TASK DETAILS
Pictures in the data below are not part of the copy; transcribe everything else exactly.

SUPPLIED RECORDS
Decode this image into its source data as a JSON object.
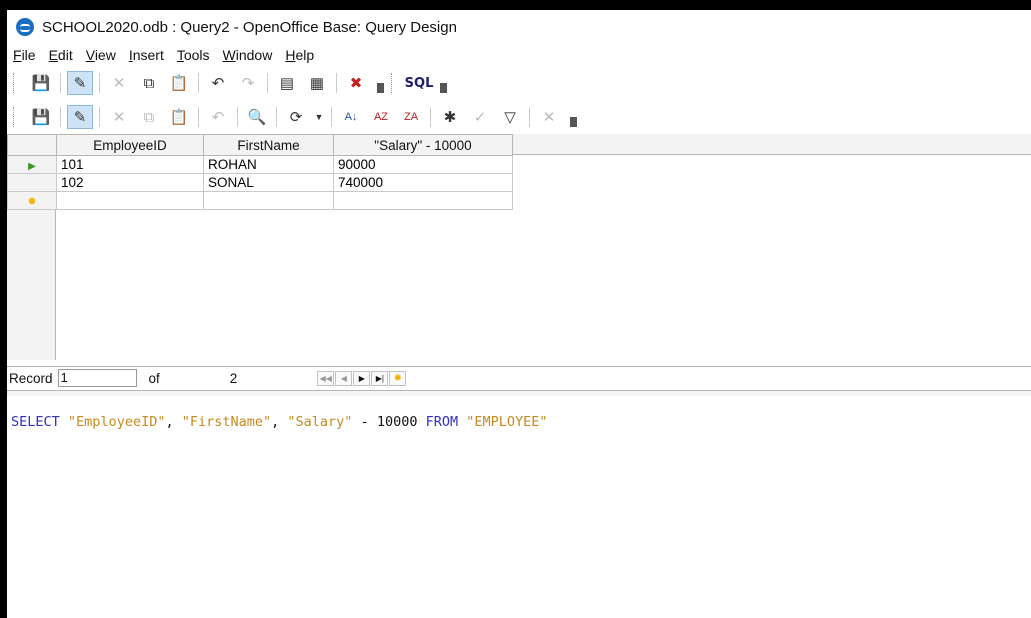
{
  "window": {
    "title": "SCHOOL2020.odb : Query2 - OpenOffice Base: Query Design"
  },
  "menu": [
    {
      "pre": "",
      "key": "F",
      "post": "ile"
    },
    {
      "pre": "",
      "key": "E",
      "post": "dit"
    },
    {
      "pre": "",
      "key": "V",
      "post": "iew"
    },
    {
      "pre": "",
      "key": "I",
      "post": "nsert"
    },
    {
      "pre": "",
      "key": "T",
      "post": "ools"
    },
    {
      "pre": "",
      "key": "W",
      "post": "indow"
    },
    {
      "pre": "",
      "key": "H",
      "post": "elp"
    }
  ],
  "toolbar1": {
    "icons": [
      "save-icon",
      "edit-mode-icon",
      "cut-icon",
      "copy-icon",
      "paste-icon",
      "undo-icon",
      "redo-icon",
      "run-query-icon",
      "clear-query-icon",
      "delete-icon",
      "sql-icon"
    ],
    "sql_label": "SQL"
  },
  "toolbar2": {
    "icons": [
      "save-record-icon",
      "edit-data-icon",
      "cut-icon",
      "copy-icon",
      "paste-icon",
      "undo-icon",
      "find-icon",
      "refresh-icon",
      "sort-ascending-icon",
      "sort-ascending-az-icon",
      "sort-descending-icon",
      "autofilter-icon",
      "standard-filter-icon",
      "apply-filter-icon",
      "remove-filter-icon"
    ]
  },
  "grid": {
    "columns": [
      "EmployeeID",
      "FirstName",
      "\"Salary\" - 10000"
    ],
    "rows": [
      [
        "101",
        "ROHAN",
        "90000"
      ],
      [
        "102",
        "SONAL",
        "740000"
      ]
    ]
  },
  "record_nav": {
    "label": "Record",
    "current": "1",
    "of_label": "of",
    "total": "2"
  },
  "sql": {
    "select": "SELECT",
    "col1": "\"EmployeeID\"",
    "sep1": ", ",
    "col2": "\"FirstName\"",
    "sep2": ", ",
    "col3": "\"Salary\"",
    "minus": " - ",
    "num": "10000",
    "from": "FROM",
    "table": "\"EMPLOYEE\""
  },
  "colors": {
    "keyword": "#3030c8",
    "string": "#c88a1e",
    "accent": "#1a6fc0"
  }
}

IN RESPONSE
Decode this image into its source data as a JSON object.
{
  "window": {
    "title": "SCHOOL2020.odb : Query2 - OpenOffice Base: Query Design"
  },
  "menu": [
    {
      "pre": "",
      "key": "F",
      "post": "ile"
    },
    {
      "pre": "",
      "key": "E",
      "post": "dit"
    },
    {
      "pre": "",
      "key": "V",
      "post": "iew"
    },
    {
      "pre": "",
      "key": "I",
      "post": "nsert"
    },
    {
      "pre": "",
      "key": "T",
      "post": "ools"
    },
    {
      "pre": "",
      "key": "W",
      "post": "indow"
    },
    {
      "pre": "",
      "key": "H",
      "post": "elp"
    }
  ],
  "toolbar1": {
    "icons": [
      "save-icon",
      "edit-mode-icon",
      "cut-icon",
      "copy-icon",
      "paste-icon",
      "undo-icon",
      "redo-icon",
      "run-query-icon",
      "clear-query-icon",
      "delete-icon",
      "sql-icon"
    ],
    "sql_label": "SQL"
  },
  "toolbar2": {
    "icons": [
      "save-record-icon",
      "edit-data-icon",
      "cut-icon",
      "copy-icon",
      "paste-icon",
      "undo-icon",
      "find-icon",
      "refresh-icon",
      "sort-ascending-icon",
      "sort-ascending-az-icon",
      "sort-descending-icon",
      "autofilter-icon",
      "standard-filter-icon",
      "apply-filter-icon",
      "remove-filter-icon"
    ]
  },
  "grid": {
    "columns": [
      "EmployeeID",
      "FirstName",
      "\"Salary\" - 10000"
    ],
    "rows": [
      [
        "101",
        "ROHAN",
        "90000"
      ],
      [
        "102",
        "SONAL",
        "740000"
      ]
    ]
  },
  "record_nav": {
    "label": "Record",
    "current": "1",
    "of_label": "of",
    "total": "2"
  },
  "sql": {
    "select": "SELECT",
    "col1": "\"EmployeeID\"",
    "sep1": ", ",
    "col2": "\"FirstName\"",
    "sep2": ", ",
    "col3": "\"Salary\"",
    "minus": " - ",
    "num": "10000",
    "from": "FROM",
    "table": "\"EMPLOYEE\""
  },
  "colors": {
    "keyword": "#3030c8",
    "string": "#c88a1e",
    "accent": "#1a6fc0"
  }
}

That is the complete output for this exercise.